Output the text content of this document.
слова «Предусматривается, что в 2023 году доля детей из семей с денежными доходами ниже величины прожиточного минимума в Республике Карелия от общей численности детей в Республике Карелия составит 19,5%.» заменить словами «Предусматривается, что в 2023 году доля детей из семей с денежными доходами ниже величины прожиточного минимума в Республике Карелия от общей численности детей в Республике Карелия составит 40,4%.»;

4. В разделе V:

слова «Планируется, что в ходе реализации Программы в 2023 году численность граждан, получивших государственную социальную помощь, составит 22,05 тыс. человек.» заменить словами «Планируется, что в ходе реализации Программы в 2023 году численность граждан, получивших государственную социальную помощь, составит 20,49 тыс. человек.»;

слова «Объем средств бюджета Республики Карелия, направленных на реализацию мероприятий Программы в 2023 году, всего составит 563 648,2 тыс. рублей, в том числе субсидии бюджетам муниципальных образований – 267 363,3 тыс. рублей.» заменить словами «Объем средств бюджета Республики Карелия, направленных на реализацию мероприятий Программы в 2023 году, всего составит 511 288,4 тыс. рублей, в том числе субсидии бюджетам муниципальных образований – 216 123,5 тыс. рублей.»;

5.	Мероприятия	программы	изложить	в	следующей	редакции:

◇ ◇ ◇ ◇

What to produce>
Using the listing above, reproduce each line without omission.

Solution for this problem>
Output the text content of this document.
слова «Предусматривается, что в 2023 году доля детей из семей с денежными доходами ниже величины прожиточного минимума в Республике Карелия от общей численности детей в Республике Карелия составит 19,5%.» заменить словами «Предусматривается, что в 2023 году доля детей из семей с денежными доходами ниже величины прожиточного минимума в Республике Карелия от общей численности детей в Республике Карелия составит 40,4%.»;

4. В разделе V:

слова «Планируется, что в ходе реализации Программы в 2023 году численность граждан, получивших государственную социальную помощь, составит 22,05 тыс. человек.» заменить словами «Планируется, что в ходе реализации Программы в 2023 году численность граждан, получивших государственную социальную помощь, составит 20,49 тыс. человек.»;

слова «Объем средств бюджета Республики Карелия, направленных на реализацию мероприятий Программы в 2023 году, всего составит 563 648,2 тыс. рублей, в том числе субсидии бюджетам муниципальных образований – 267 363,3 тыс. рублей.» заменить словами «Объем средств бюджета Республики Карелия, направленных на реализацию мероприятий Программы в 2023 году, всего составит 511 288,4 тыс. рублей, в том числе субсидии бюджетам муниципальных образований – 216 123,5 тыс. рублей.»;

5.	Мероприятия	программы	изложить	в	следующей	редакции:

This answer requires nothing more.